**CHALLENGE**
Copy out all lines that hold "label".

### PROVIDED RECORDS

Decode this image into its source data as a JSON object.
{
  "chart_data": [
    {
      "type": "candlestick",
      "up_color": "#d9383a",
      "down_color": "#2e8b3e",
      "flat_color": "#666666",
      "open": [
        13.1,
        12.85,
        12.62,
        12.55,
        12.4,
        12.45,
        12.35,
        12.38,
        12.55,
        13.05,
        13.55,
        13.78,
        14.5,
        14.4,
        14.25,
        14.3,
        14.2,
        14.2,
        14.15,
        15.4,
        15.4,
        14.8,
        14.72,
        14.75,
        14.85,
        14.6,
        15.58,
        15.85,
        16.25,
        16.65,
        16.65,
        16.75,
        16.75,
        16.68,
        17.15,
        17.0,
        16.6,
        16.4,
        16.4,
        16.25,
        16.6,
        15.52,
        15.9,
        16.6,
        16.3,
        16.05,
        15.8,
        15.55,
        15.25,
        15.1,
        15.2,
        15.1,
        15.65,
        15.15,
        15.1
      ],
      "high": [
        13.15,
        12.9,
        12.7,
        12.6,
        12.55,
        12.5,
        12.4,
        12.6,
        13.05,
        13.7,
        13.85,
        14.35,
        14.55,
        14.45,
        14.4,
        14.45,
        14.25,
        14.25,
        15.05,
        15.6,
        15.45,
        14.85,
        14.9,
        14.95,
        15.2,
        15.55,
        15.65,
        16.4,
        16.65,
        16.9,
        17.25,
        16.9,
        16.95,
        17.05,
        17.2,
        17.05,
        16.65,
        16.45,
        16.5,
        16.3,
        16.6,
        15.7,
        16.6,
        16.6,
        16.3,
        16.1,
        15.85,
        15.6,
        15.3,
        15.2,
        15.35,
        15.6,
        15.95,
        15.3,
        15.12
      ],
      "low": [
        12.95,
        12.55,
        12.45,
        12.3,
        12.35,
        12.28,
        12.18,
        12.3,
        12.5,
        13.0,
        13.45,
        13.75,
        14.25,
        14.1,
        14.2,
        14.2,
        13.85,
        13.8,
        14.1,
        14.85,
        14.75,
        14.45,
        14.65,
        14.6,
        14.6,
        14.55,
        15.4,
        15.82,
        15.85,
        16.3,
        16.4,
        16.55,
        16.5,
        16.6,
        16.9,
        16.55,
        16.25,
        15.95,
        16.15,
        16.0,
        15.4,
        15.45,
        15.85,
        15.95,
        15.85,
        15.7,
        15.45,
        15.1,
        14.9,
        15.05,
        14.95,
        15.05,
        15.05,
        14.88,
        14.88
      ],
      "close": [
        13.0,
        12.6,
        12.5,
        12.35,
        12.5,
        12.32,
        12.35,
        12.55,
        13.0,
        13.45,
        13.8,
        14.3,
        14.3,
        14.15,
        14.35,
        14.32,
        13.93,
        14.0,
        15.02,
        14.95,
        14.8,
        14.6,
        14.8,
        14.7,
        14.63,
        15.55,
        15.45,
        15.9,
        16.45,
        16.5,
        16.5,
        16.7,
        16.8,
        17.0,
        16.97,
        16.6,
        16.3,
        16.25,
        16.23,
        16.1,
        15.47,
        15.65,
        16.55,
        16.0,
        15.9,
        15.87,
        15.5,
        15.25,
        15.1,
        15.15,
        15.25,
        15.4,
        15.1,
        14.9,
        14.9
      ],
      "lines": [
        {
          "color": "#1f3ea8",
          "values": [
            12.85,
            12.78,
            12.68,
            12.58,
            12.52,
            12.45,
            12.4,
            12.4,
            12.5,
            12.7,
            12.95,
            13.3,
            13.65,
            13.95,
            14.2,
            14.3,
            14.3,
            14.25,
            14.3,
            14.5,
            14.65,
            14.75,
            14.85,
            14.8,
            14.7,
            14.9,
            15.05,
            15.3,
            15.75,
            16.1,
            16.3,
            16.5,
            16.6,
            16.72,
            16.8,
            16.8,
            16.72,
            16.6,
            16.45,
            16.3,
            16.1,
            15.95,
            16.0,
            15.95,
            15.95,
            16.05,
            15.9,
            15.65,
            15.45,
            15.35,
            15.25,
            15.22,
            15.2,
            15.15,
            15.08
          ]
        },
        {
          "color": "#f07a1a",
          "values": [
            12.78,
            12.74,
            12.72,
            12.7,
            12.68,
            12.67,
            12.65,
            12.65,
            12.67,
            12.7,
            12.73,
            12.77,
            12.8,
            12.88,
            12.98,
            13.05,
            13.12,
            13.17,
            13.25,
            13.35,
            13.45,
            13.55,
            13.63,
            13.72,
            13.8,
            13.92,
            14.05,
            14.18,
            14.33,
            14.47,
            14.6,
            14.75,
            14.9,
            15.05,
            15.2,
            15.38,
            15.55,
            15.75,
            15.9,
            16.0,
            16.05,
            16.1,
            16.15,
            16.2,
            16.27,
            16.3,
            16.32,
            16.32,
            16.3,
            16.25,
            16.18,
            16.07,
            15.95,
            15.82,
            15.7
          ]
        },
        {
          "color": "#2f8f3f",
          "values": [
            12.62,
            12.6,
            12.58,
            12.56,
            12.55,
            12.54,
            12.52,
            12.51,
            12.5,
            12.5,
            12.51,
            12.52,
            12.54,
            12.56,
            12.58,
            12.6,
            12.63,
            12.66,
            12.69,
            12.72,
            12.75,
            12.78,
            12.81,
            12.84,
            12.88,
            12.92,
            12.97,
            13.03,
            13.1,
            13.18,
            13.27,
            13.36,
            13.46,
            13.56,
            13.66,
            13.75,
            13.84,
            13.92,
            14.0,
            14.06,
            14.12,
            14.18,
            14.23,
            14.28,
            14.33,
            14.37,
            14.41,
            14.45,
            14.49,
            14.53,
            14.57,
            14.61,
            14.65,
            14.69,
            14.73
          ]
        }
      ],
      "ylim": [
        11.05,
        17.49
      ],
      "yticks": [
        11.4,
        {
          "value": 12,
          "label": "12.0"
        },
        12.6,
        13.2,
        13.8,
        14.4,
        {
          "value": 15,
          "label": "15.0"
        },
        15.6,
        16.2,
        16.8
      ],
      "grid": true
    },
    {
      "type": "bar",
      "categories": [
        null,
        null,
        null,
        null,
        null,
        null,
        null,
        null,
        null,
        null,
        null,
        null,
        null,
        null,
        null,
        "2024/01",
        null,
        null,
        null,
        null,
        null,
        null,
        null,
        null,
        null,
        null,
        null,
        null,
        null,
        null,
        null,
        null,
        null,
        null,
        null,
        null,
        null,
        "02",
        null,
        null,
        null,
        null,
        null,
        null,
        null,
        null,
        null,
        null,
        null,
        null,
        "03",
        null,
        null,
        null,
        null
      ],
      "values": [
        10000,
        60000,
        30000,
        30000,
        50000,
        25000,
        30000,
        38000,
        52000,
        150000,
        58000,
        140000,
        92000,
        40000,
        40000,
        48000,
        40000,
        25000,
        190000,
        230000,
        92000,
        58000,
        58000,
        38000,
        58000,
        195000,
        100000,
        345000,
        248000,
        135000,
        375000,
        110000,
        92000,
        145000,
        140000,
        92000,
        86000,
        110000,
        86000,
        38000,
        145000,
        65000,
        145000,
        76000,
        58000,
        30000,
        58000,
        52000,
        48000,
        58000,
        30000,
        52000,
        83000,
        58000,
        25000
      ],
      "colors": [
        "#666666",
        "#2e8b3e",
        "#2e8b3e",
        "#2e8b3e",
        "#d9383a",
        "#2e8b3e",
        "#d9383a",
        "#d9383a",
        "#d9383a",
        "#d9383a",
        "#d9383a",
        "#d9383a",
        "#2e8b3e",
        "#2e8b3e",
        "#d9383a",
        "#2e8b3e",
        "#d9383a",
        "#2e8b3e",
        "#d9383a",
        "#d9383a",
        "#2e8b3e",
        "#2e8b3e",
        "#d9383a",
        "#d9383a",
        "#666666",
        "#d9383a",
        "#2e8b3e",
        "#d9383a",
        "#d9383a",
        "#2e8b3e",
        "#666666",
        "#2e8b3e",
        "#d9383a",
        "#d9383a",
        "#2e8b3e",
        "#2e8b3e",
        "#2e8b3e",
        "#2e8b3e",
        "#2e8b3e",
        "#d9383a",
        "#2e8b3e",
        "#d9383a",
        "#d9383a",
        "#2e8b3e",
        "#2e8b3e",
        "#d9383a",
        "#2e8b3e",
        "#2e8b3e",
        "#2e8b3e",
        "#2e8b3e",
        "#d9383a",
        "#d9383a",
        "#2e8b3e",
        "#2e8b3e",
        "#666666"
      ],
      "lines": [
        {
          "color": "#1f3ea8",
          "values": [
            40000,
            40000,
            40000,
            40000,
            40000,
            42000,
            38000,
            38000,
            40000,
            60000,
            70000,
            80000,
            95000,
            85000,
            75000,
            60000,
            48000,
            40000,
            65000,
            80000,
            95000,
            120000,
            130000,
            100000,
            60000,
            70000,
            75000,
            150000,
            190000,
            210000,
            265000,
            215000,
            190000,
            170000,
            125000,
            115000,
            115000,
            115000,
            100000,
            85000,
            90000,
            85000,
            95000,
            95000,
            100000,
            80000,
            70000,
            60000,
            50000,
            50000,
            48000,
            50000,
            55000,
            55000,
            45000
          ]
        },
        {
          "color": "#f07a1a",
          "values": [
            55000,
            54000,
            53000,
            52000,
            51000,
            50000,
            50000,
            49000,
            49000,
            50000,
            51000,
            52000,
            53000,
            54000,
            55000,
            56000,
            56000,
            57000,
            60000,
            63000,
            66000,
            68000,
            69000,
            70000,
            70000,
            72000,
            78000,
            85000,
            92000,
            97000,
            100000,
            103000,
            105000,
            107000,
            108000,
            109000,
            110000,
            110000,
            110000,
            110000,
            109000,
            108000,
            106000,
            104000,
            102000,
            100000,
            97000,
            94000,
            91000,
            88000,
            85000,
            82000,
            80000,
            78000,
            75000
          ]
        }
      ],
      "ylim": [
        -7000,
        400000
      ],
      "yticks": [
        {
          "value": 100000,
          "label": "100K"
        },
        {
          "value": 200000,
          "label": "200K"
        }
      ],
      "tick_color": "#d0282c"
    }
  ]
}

######

**RESULT FOR THIS TASK**
          "label": "12.0"
          "label": "15.0"
          "label": "100K"
          "label": "200K"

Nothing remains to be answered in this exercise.